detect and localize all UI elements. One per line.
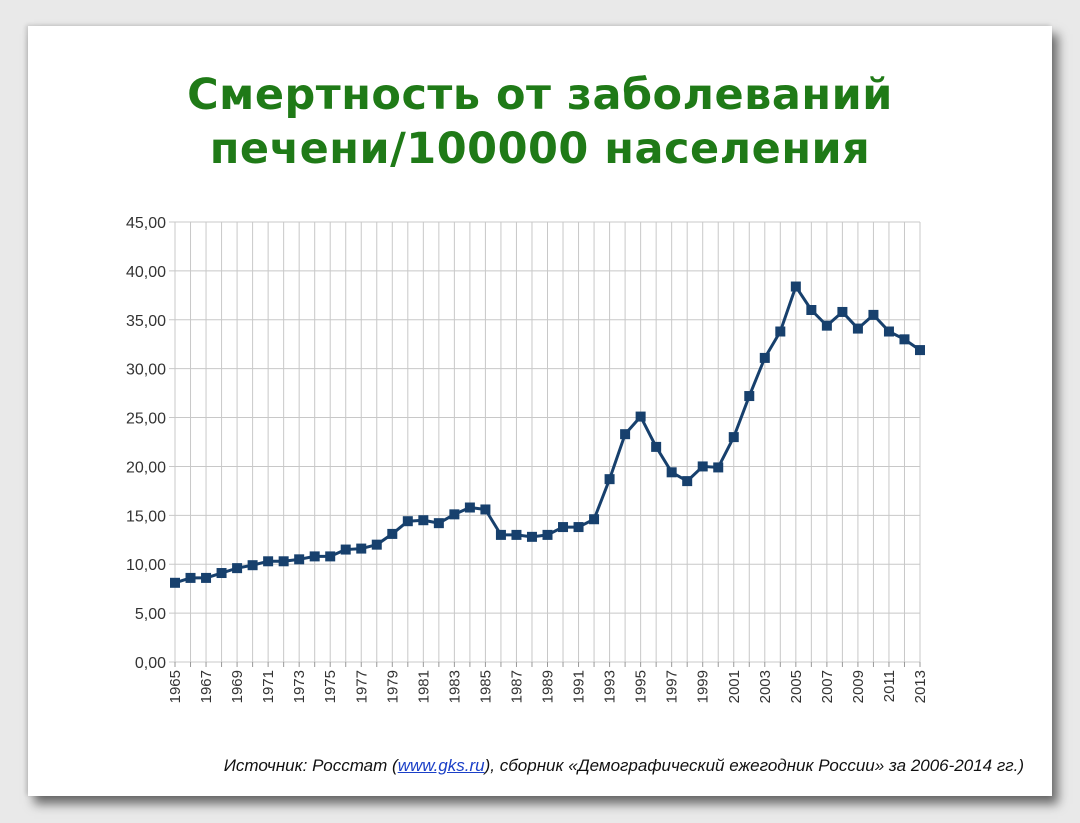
data-point-marker <box>775 326 786 337</box>
data-point-marker <box>728 432 739 443</box>
y-tick-label: 0,00 <box>135 655 166 672</box>
x-tick-label: 1989 <box>540 670 557 703</box>
data-point-marker <box>480 504 491 515</box>
x-tick-label: 1983 <box>446 670 463 703</box>
x-tick-label: 2005 <box>788 670 805 703</box>
x-tick-label: 1981 <box>415 670 432 703</box>
data-point-marker <box>340 544 351 555</box>
slide: Смертность от заболеваний печени/100000 … <box>28 26 1052 796</box>
data-point-marker <box>294 554 305 565</box>
x-tick-label: 1999 <box>695 670 712 703</box>
y-tick-label: 45,00 <box>126 215 166 232</box>
data-point-marker <box>185 572 196 583</box>
data-point-marker <box>325 551 336 562</box>
data-point-marker <box>511 529 522 540</box>
x-tick-label: 1965 <box>167 670 184 703</box>
data-point-marker <box>759 352 770 363</box>
x-tick-label: 1979 <box>384 670 401 703</box>
data-point-marker <box>635 411 646 422</box>
data-point-marker <box>449 509 460 520</box>
x-tick-label: 1993 <box>602 670 619 703</box>
data-point-marker <box>682 476 693 487</box>
data-point-marker <box>915 345 925 356</box>
y-tick-label: 25,00 <box>126 411 166 428</box>
data-point-marker <box>526 531 537 542</box>
data-point-marker <box>697 461 708 472</box>
x-tick-label: 1971 <box>260 670 277 703</box>
x-tick-label: 1973 <box>291 670 308 703</box>
chart-title-line-1: Смертность от заболеваний <box>187 70 893 120</box>
x-tick-label: 2009 <box>850 670 867 703</box>
data-point-marker <box>247 560 258 571</box>
data-point-marker <box>371 539 382 550</box>
x-tick-label: 1969 <box>229 670 246 703</box>
data-point-marker <box>837 306 848 317</box>
series-layer <box>170 281 925 588</box>
data-point-marker <box>542 529 553 540</box>
data-point-marker <box>589 514 600 525</box>
data-point-marker <box>558 522 569 533</box>
x-tick-label: 2013 <box>912 670 929 703</box>
x-tick-label: 1995 <box>633 670 650 703</box>
y-tick-label: 40,00 <box>126 264 166 281</box>
x-tick-label: 2003 <box>757 670 774 703</box>
source-note: Источник: Росстат (www.gks.ru), сборник … <box>28 756 1024 776</box>
source-link[interactable]: www.gks.ru <box>397 756 485 775</box>
data-point-marker <box>356 543 367 554</box>
source-suffix: ), сборник «Демографический ежегодник Ро… <box>484 756 1024 775</box>
x-tick-label: 2011 <box>881 670 898 702</box>
y-tick-label: 10,00 <box>126 557 166 574</box>
x-tick-label: 1997 <box>664 670 681 703</box>
data-point-marker <box>852 323 863 334</box>
data-point-marker <box>666 467 677 478</box>
chart-title: Смертность от заболеваний печени/100000 … <box>28 68 1052 176</box>
data-point-marker <box>309 551 320 562</box>
data-point-marker <box>868 309 879 320</box>
x-tick-label: 2001 <box>726 670 743 703</box>
data-point-marker <box>651 441 662 452</box>
data-point-marker <box>216 568 227 579</box>
data-point-marker <box>387 528 398 539</box>
chart-title-line-2: печени/100000 населения <box>209 124 871 174</box>
data-point-marker <box>744 391 755 402</box>
y-tick-label: 20,00 <box>126 459 166 476</box>
data-point-marker <box>495 529 506 540</box>
y-tick-label: 5,00 <box>135 606 166 623</box>
y-tick-label: 15,00 <box>126 508 166 525</box>
data-point-marker <box>713 462 724 473</box>
data-point-marker <box>418 515 429 526</box>
x-tick-label: 1987 <box>508 670 525 703</box>
source-prefix: Источник: Росстат ( <box>223 756 398 775</box>
data-point-marker <box>620 429 631 440</box>
x-axis-ticks: 1965 1967 1969 1971 1973 1975 1977 1979 1981 1983… <box>167 670 929 703</box>
y-axis-ticks: 0,00 5,00 10,00 15,00 20,00 25,00 30,00 35,00 40… <box>126 215 166 672</box>
data-point-marker <box>402 516 413 527</box>
data-point-marker <box>170 577 180 588</box>
data-point-marker <box>232 563 243 574</box>
data-point-marker <box>433 518 444 529</box>
chart-grid <box>169 221 921 667</box>
data-point-marker <box>821 320 832 331</box>
x-tick-label: 1991 <box>571 670 588 703</box>
x-tick-label: 1967 <box>198 670 215 703</box>
data-point-marker <box>899 334 910 345</box>
data-point-marker <box>263 556 274 567</box>
line-chart: 0,00 5,00 10,00 15,00 20,00 25,00 30,00 35,00 40… <box>126 215 929 703</box>
data-point-marker <box>278 556 289 567</box>
data-point-marker <box>604 474 615 485</box>
x-tick-label: 1975 <box>322 670 339 703</box>
data-point-marker <box>806 305 817 315</box>
data-point-marker <box>790 281 801 292</box>
data-point-marker <box>464 502 475 513</box>
x-tick-label: 2007 <box>819 670 836 703</box>
data-point-marker <box>883 326 894 337</box>
data-point-marker <box>573 522 584 533</box>
y-tick-label: 35,00 <box>126 313 166 330</box>
x-tick-label: 1985 <box>477 670 494 703</box>
y-tick-label: 30,00 <box>126 362 166 379</box>
x-tick-label: 1977 <box>353 670 370 703</box>
data-point-marker <box>201 572 212 583</box>
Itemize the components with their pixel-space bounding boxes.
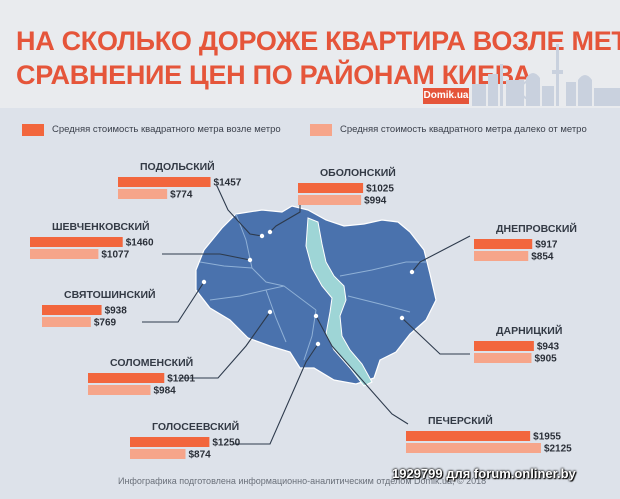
district-name-label: ПЕЧЕРСКИЙ [428, 414, 493, 427]
dnipro-river [305, 217, 373, 387]
callout-dot [247, 257, 253, 263]
callout-dot [313, 313, 319, 319]
bar-near-metro [406, 431, 531, 441]
district-name-label: ОБОЛОНСКИЙ [320, 166, 396, 179]
kyiv-skyline-icon [472, 44, 620, 106]
bar-near-metro [474, 341, 534, 351]
callout-line [178, 311, 271, 379]
callout-dot [315, 341, 321, 347]
district-border [265, 289, 287, 343]
footnote: Инфографика подготовлена информационно-а… [118, 476, 487, 486]
district-border [339, 261, 426, 277]
value-label-far: $874 [188, 450, 211, 461]
value-label-far: $774 [170, 190, 193, 201]
district-name-label: ДНЕПРОВСКИЙ [496, 222, 577, 235]
value-label-far: $854 [531, 252, 554, 263]
bar-near-metro [118, 177, 211, 187]
bar-near-metro [42, 305, 102, 315]
bar-far-from-metro [474, 251, 529, 261]
callout-line [234, 343, 319, 445]
district-border [199, 261, 253, 269]
bar-far-from-metro [118, 189, 168, 199]
bar-far-from-metro [406, 443, 541, 453]
callout-lines [142, 185, 471, 445]
callout-dot [267, 229, 273, 235]
value-label-near: $1457 [214, 178, 242, 189]
district-name-label: СВЯТОШИНСКИЙ [64, 288, 156, 301]
callout-line [269, 202, 301, 233]
header-banner: НА СКОЛЬКО ДОРОЖЕ КВАРТИРА ВОЗЛЕ МЕТРО: … [0, 0, 620, 108]
district-name-label: ШЕВЧЕНКОВСКИЙ [52, 220, 150, 233]
value-label-near: $917 [535, 240, 558, 251]
district-border [303, 309, 317, 361]
callout-line [411, 235, 471, 273]
callout-line [401, 317, 470, 355]
callout-dot [201, 279, 207, 285]
title-line-2: СРАВНЕНИЕ ЦЕН ПО РАЙОНАМ КИЕВА [16, 60, 532, 90]
bar-far-from-metro [88, 385, 151, 395]
city-outline [195, 205, 437, 385]
callout-line [315, 315, 409, 425]
bar-near-metro [30, 237, 123, 247]
callout-line [216, 185, 263, 237]
bar-far-from-metro [298, 195, 362, 205]
bar-far-from-metro [42, 317, 91, 327]
bar-near-metro [88, 373, 165, 383]
value-label-far: $984 [153, 386, 176, 397]
value-label-far: $1077 [101, 250, 129, 261]
value-label-near: $1201 [167, 374, 195, 385]
bar-far-from-metro [30, 249, 99, 259]
bar-near-metro [298, 183, 364, 193]
callout-dot [409, 269, 415, 275]
value-label-near: $1460 [126, 238, 154, 249]
bar-near-metro [474, 239, 533, 249]
value-label-near: $1025 [366, 184, 394, 195]
callout-dot [259, 233, 265, 239]
legend-swatch-near [22, 124, 44, 136]
district-border [347, 295, 411, 313]
value-label-near: $943 [537, 342, 560, 353]
callout-dot [267, 309, 273, 315]
district-name-label: ПОДОЛЬСКИЙ [140, 160, 215, 173]
district-name-label: ГОЛОСЕЕВСКИЙ [152, 420, 239, 433]
value-label-far: $2125 [544, 444, 572, 455]
callout-line [142, 281, 205, 323]
kyiv-map [195, 205, 437, 387]
callout-line [162, 253, 251, 261]
value-label-near: $938 [105, 306, 128, 317]
district-border [209, 285, 317, 311]
legend-label-near: Средняя стоимость квадратного метра возл… [52, 124, 281, 135]
callout-dot [399, 315, 405, 321]
legend-label-far: Средняя стоимость квадратного метра дале… [340, 124, 587, 135]
district-name-label: СОЛОМЕНСКИЙ [110, 356, 193, 369]
title-line-1: НА СКОЛЬКО ДОРОЖЕ КВАРТИРА ВОЗЛЕ МЕТРО: [16, 26, 620, 56]
value-label-near: $1250 [212, 438, 240, 449]
value-label-near: $1955 [533, 432, 561, 443]
district-name-label: ДАРНИЦКИЙ [496, 324, 562, 337]
bar-far-from-metro [130, 449, 186, 459]
legend-swatch-far [310, 124, 332, 136]
value-label-far: $994 [364, 196, 387, 207]
district-bars: ПОДОЛЬСКИЙ $1457 $774 ОБОЛОНСКИЙ $1025$994 ШЕ… [30, 160, 577, 461]
forum-watermark: 1929799 для forum.onliner.by [392, 466, 576, 481]
value-label-far: $905 [534, 354, 557, 365]
bar-near-metro [130, 437, 210, 447]
brand-badge: Domik.ua [423, 88, 469, 104]
bar-far-from-metro [474, 353, 532, 363]
value-label-far: $769 [94, 318, 117, 329]
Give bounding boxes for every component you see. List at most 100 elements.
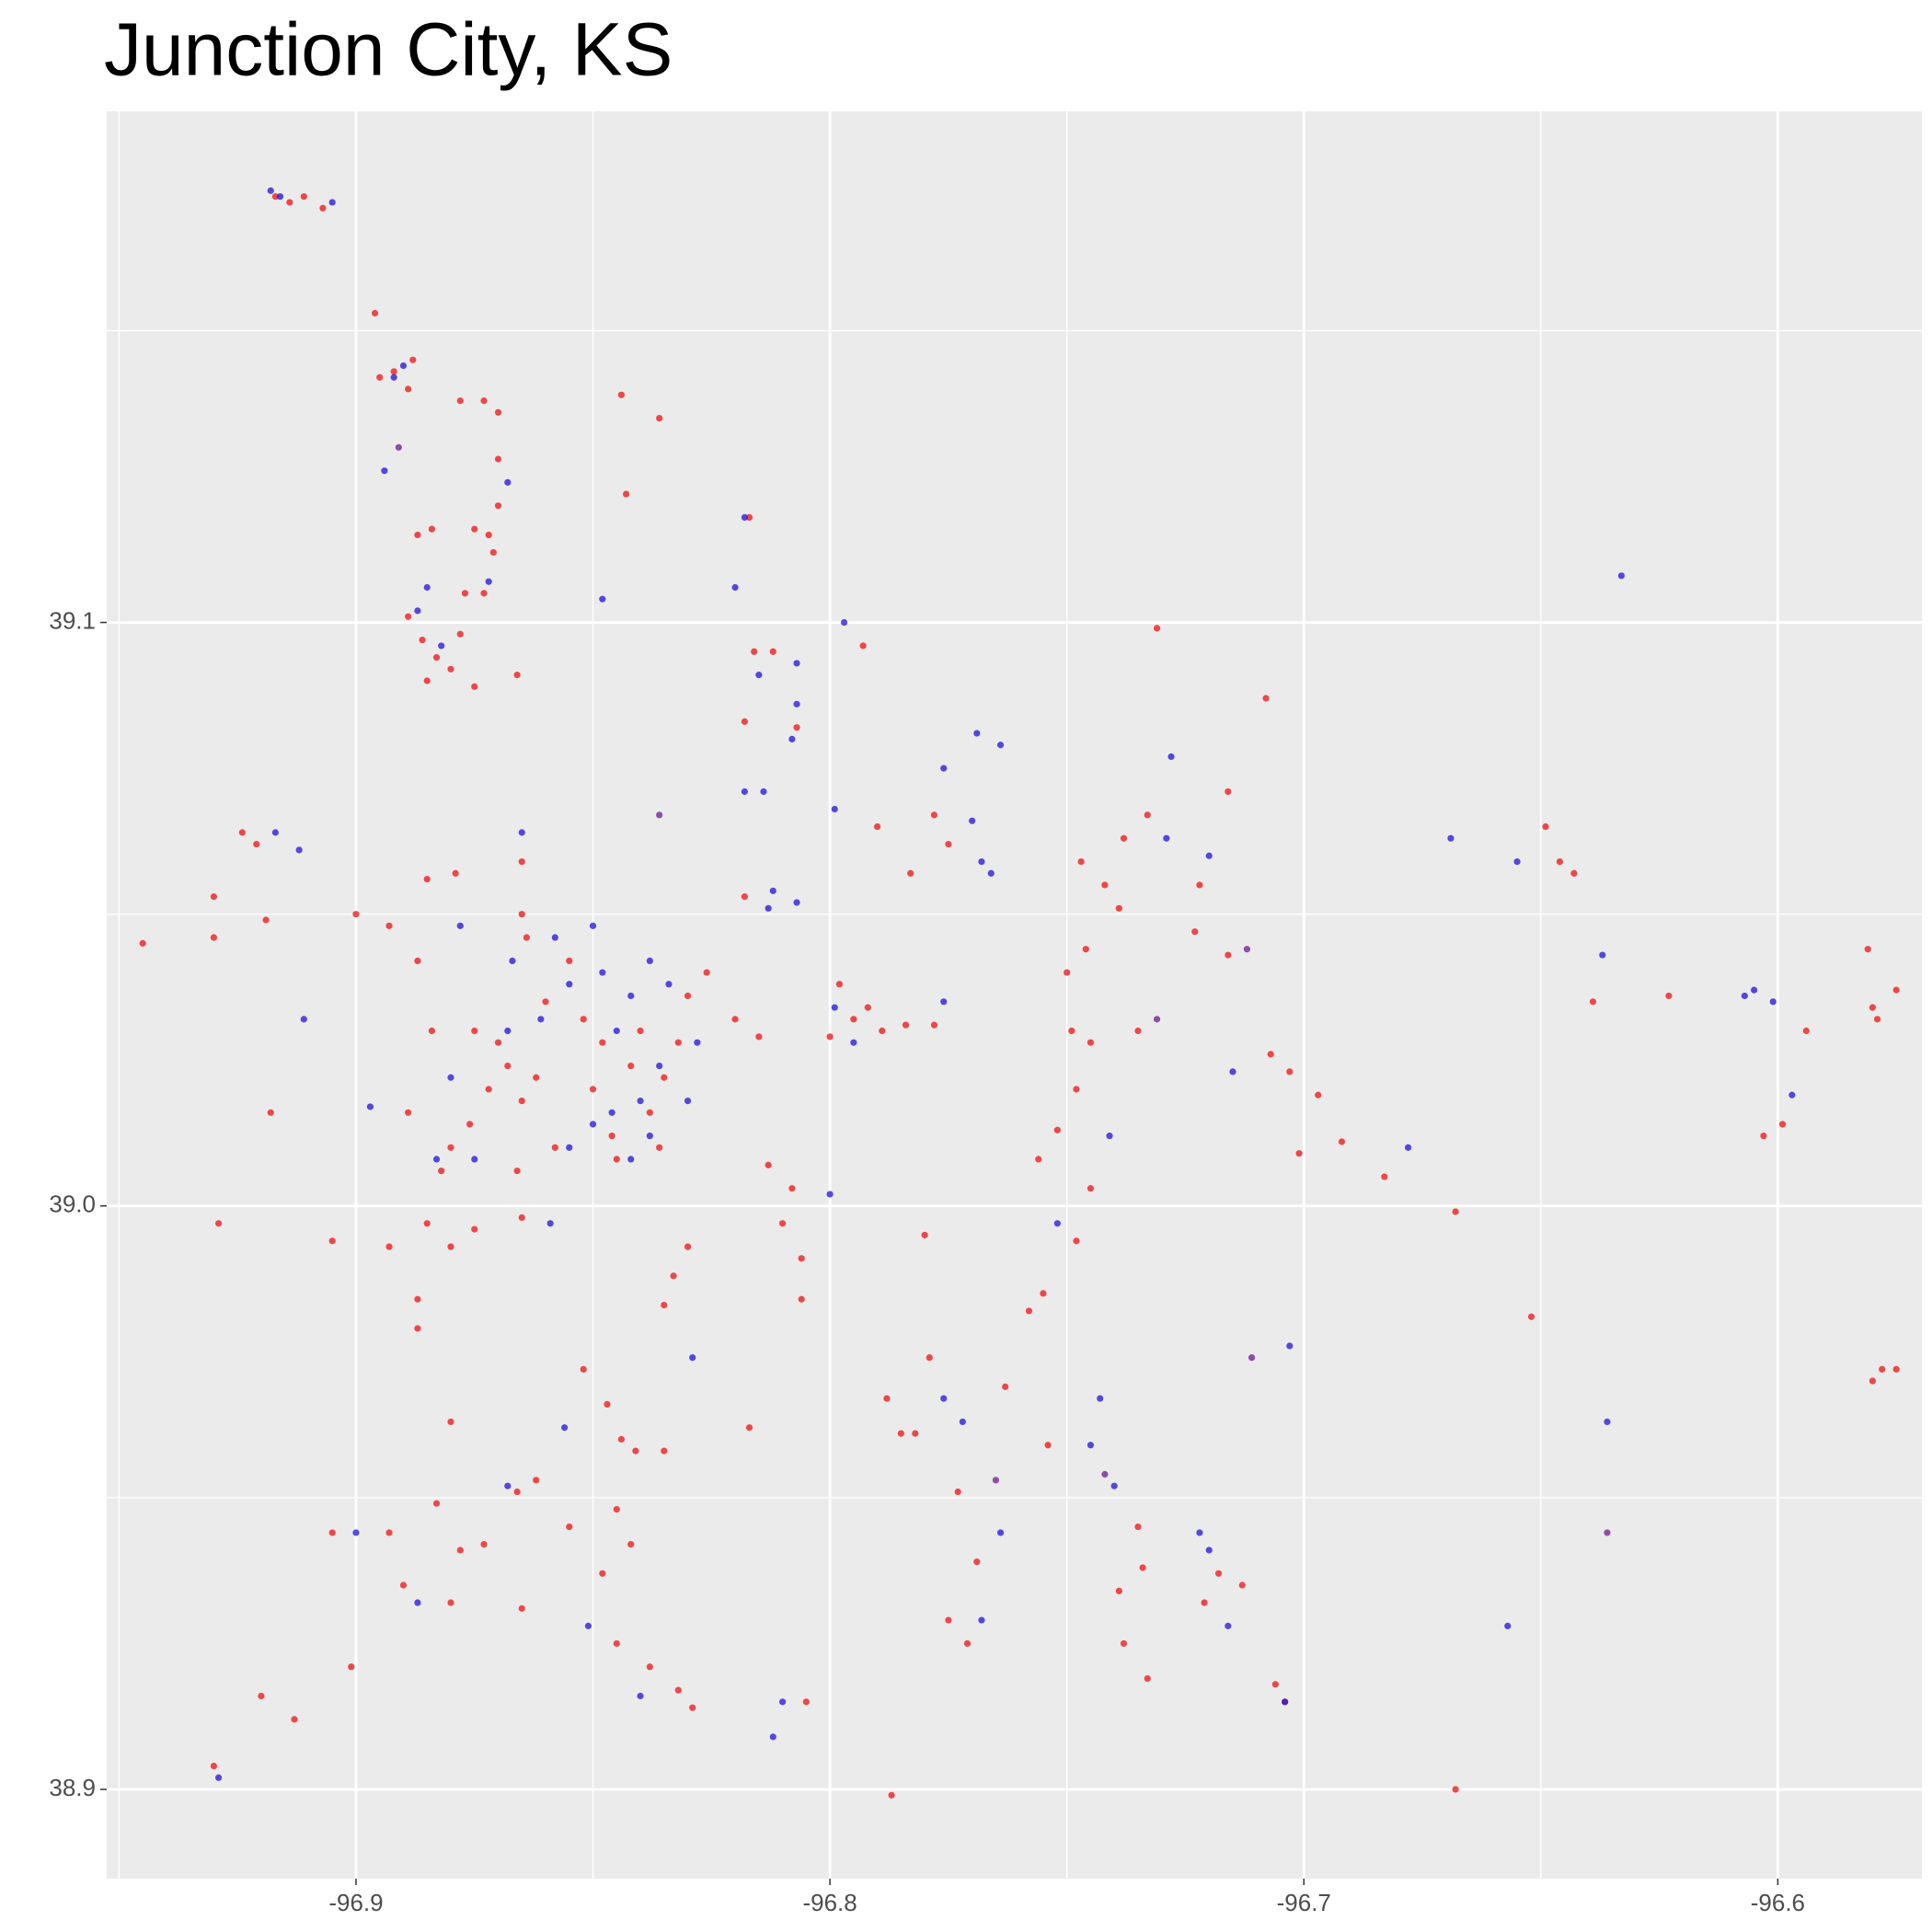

## EXERCISE DIRECTIONS
Identify every line in the material above that contains the word "сборник".

## FULL SOLUTION
source-note: Источник: Росстат (www.gks.ru), сборник … <box>28 756 1024 776</box>
source-suffix: ), сборник «Демографический ежегодник Ро… <box>484 756 1024 775</box>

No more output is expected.